Scan the lines below for the string "CIVIQUE" and copy every one that has it.

** start of Data for processing **

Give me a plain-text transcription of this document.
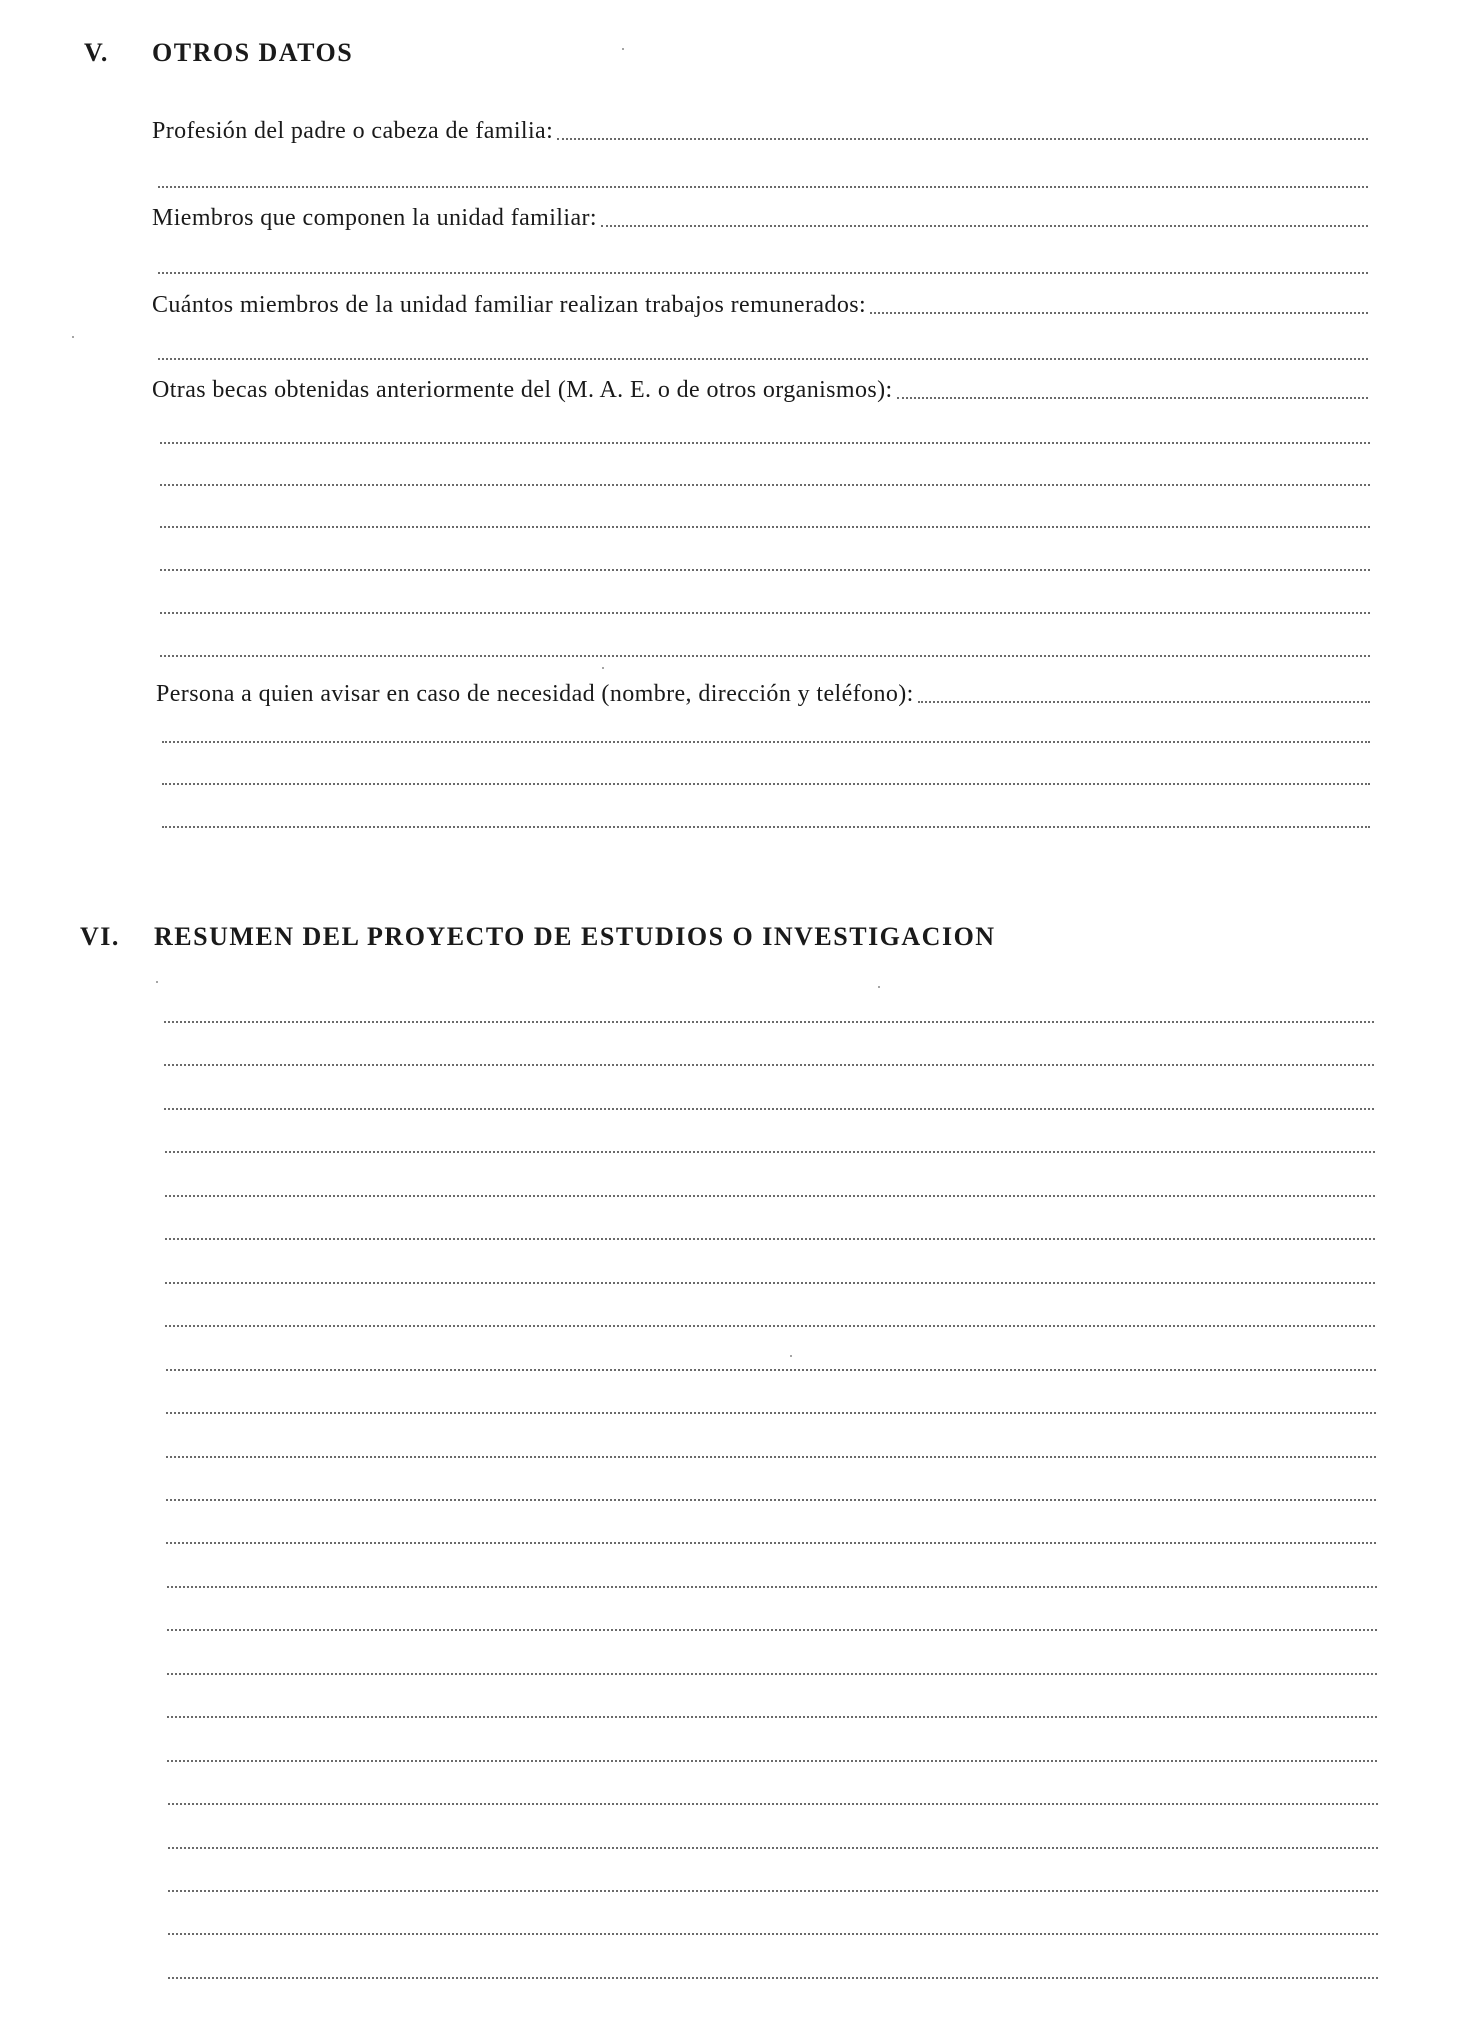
V. OTROS DATOS
Profesión del padre o cabeza de familia:
Miembros que componen la unidad familiar:
Cuántos miembros de la unidad familiar realizan trabajos remunerados:
Otras becas obtenidas anteriormente del (M. A. E. o de otros organismos):
Persona a quien avisar en caso de necesidad (nombre, dirección y teléfono):
VI. RESUMEN DEL PROYECTO DE ESTUDIOS O INVESTIGACION
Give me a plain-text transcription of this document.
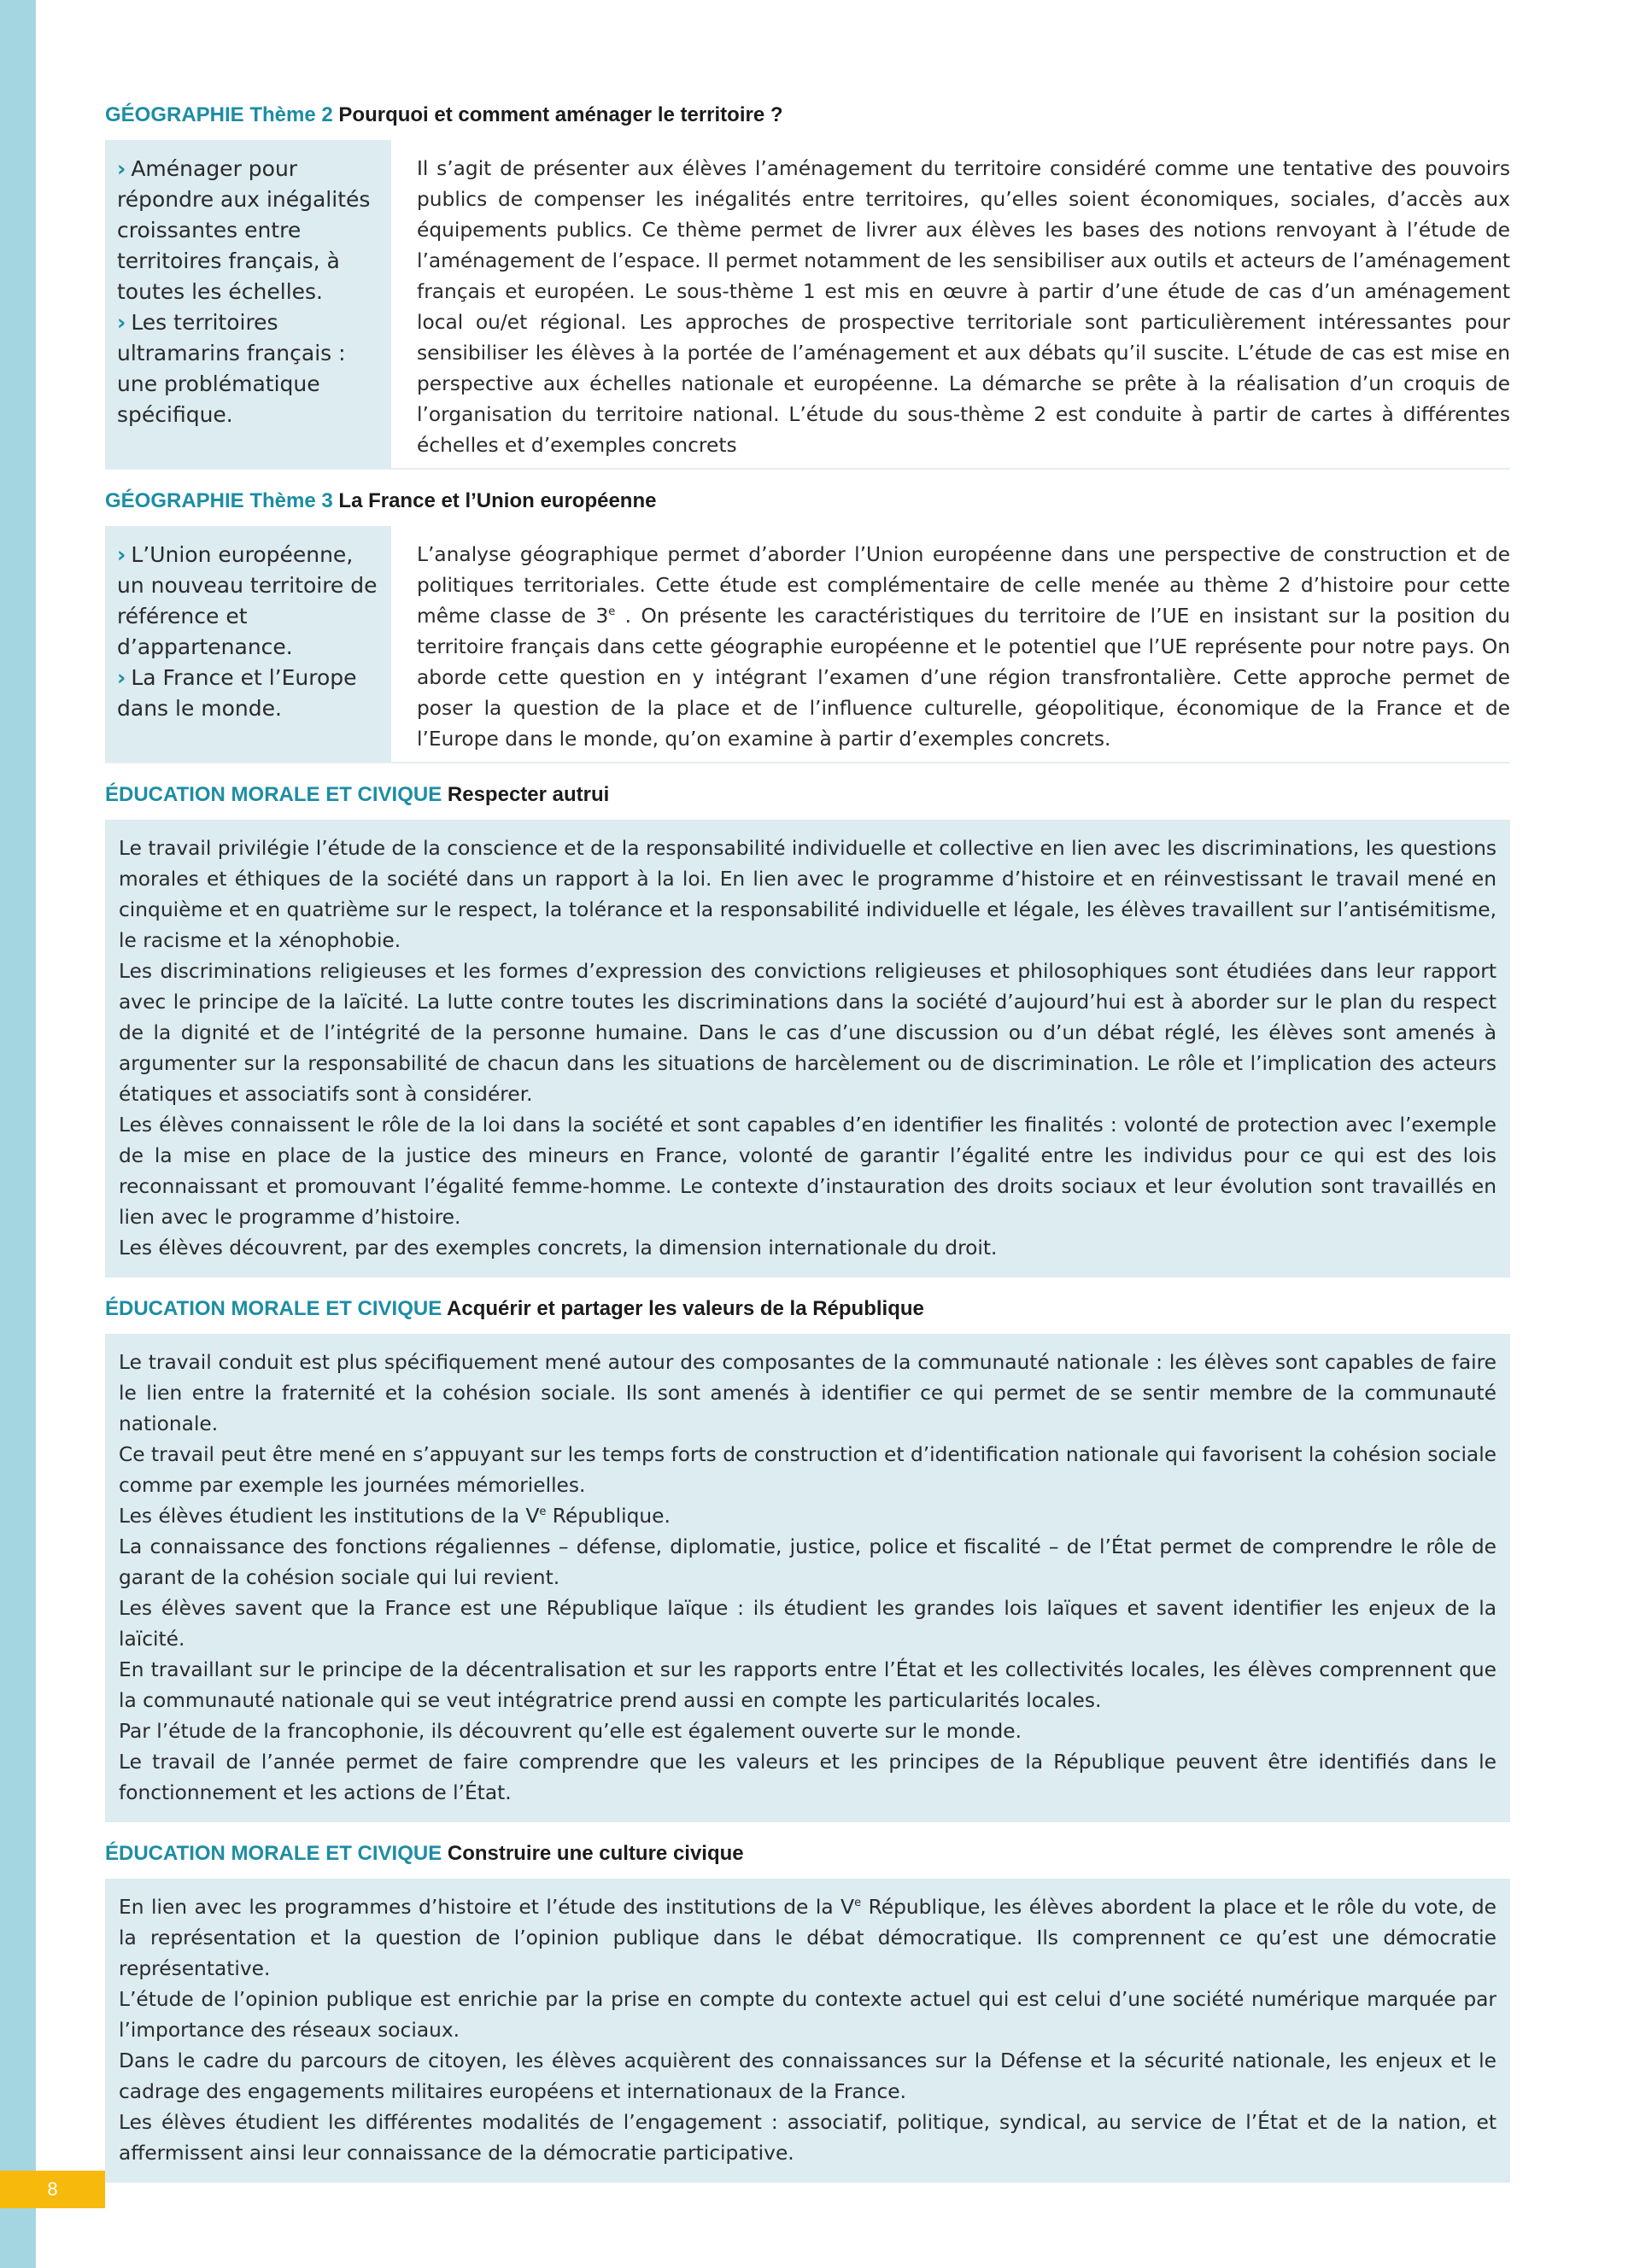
8
GÉOGRAPHIE Thème 2 Pourquoi et comment aménager le territoire ?
› Aménager pour répondre aux inégalités croissantes entre territoires français, à toutes les échelles.
› Les territoires ultramarins français : une problématique spécifique.

Il s’agit de présenter aux élèves l’aménagement du territoire considéré comme une tentative des pouvoirs publics de compenser les inégalités entre territoires, qu’elles soient économiques, sociales, d’accès aux équipements publics. Ce thème permet de livrer aux élèves les bases des notions renvoyant à l’étude de l’aménagement de l’espace. Il permet notamment de les sensibiliser aux outils et acteurs de l’aménagement français et européen. Le sous-thème 1 est mis en œuvre à partir d’une étude de cas d’un aménagement local ou/et régional. Les approches de prospective territoriale sont particulièrement intéressantes pour sensibiliser les élèves à la portée de l’aménagement et aux débats qu’il suscite. L’étude de cas est mise en perspective aux échelles nationale et européenne. La démarche se prête à la réalisation d’un croquis de l’organisation du territoire national. L’étude du sous-thème 2 est conduite à partir de cartes à différentes échelles et d’exemples concrets

GÉOGRAPHIE Thème 3 La France et l’Union européenne
› L’Union européenne, un nouveau territoire de référence et d’appartenance.
› La France et l’Europe dans le monde.

L’analyse géographique permet d’aborder l’Union européenne dans une perspective de construction et de politiques territoriales. Cette étude est complémentaire de celle menée au thème 2 d’histoire pour cette même classe de 3e . On présente les caractéristiques du territoire de l’UE en insistant sur la position du territoire français dans cette géographie européenne et le potentiel que l’UE représente pour notre pays. On aborde cette question en y intégrant l’examen d’une région transfrontalière. Cette approche permet de poser la question de la place et de l’influence culturelle, géopolitique, économique de la France et de l’Europe dans le monde, qu’on examine à partir d’exemples concrets.

ÉDUCATION MORALE ET CIVIQUE Respecter autrui

Le travail privilégie l’étude de la conscience et de la responsabilité individuelle et collective en lien avec les discriminations, les questions morales et éthiques de la société dans un rapport à la loi. En lien avec le programme d’histoire et en réinvestissant le travail mené en cinquième et en quatrième sur le respect, la tolérance et la responsabilité individuelle et légale, les élèves travaillent sur l’antisémitisme, le racisme et la xénophobie.

Les discriminations religieuses et les formes d’expression des convictions religieuses et philosophiques sont étudiées dans leur rapport avec le principe de la laïcité. La lutte contre toutes les discriminations dans la société d’aujourd’hui est à aborder sur le plan du respect de la dignité et de l’intégrité de la personne humaine. Dans le cas d’une discussion ou d’un débat réglé, les élèves sont amenés à argumenter sur la responsabilité de chacun dans les situations de harcèlement ou de discrimination. Le rôle et l’implication des acteurs étatiques et associatifs sont à considérer.

Les élèves connaissent le rôle de la loi dans la société et sont capables d’en identifier les finalités : volonté de protection avec l’exemple de la mise en place de la justice des mineurs en France, volonté de garantir l’égalité entre les individus pour ce qui est des lois reconnaissant et promouvant l’égalité femme-homme. Le contexte d’instauration des droits sociaux et leur évolution sont travaillés en lien avec le programme d’histoire.

Les élèves découvrent, par des exemples concrets, la dimension internationale du droit.

ÉDUCATION MORALE ET CIVIQUE Acquérir et partager les valeurs de la République

Le travail conduit est plus spécifiquement mené autour des composantes de la communauté nationale : les élèves sont capables de faire le lien entre la fraternité et la cohésion sociale. Ils sont amenés à identifier ce qui permet de se sentir membre de la communauté nationale.

Ce travail peut être mené en s’appuyant sur les temps forts de construction et d’identification nationale qui favorisent la cohésion sociale comme par exemple les journées mémorielles.

Les élèves étudient les institutions de la Ve République.

La connaissance des fonctions régaliennes – défense, diplomatie, justice, police et fiscalité – de l’État permet de comprendre le rôle de garant de la cohésion sociale qui lui revient.

Les élèves savent que la France est une République laïque : ils étudient les grandes lois laïques et savent identifier les enjeux de la laïcité.

En travaillant sur le principe de la décentralisation et sur les rapports entre l’État et les collectivités locales, les élèves comprennent que la communauté nationale qui se veut intégratrice prend aussi en compte les particularités locales.

Par l’étude de la francophonie, ils découvrent qu’elle est également ouverte sur le monde.

Le travail de l’année permet de faire comprendre que les valeurs et les principes de la République peuvent être identifiés dans le fonctionnement et les actions de l’État.

ÉDUCATION MORALE ET CIVIQUE Construire une culture civique

En lien avec les programmes d’histoire et l’étude des institutions de la Ve République, les élèves abordent la place et le rôle du vote, de la représentation et la question de l’opinion publique dans le débat démocratique. Ils comprennent ce qu’est une démocratie représentative.

L’étude de l’opinion publique est enrichie par la prise en compte du contexte actuel qui est celui d’une société numérique marquée par l’importance des réseaux sociaux.

Dans le cadre du parcours de citoyen, les élèves acquièrent des connaissances sur la Défense et la sécurité nationale, les enjeux et le cadrage des engagements militaires européens et internationaux de la France.

Les élèves étudient les différentes modalités de l’engagement : associatif, politique, syndical, au service de l’État et de la nation, et affermissent ainsi leur connaissance de la démocratie participative.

** end of Data for processing **

### Response
ÉDUCATION MORALE ET CIVIQUE Respecter autrui
ÉDUCATION MORALE ET CIVIQUE Acquérir et partager les valeurs de la République
ÉDUCATION MORALE ET CIVIQUE Construire une culture civique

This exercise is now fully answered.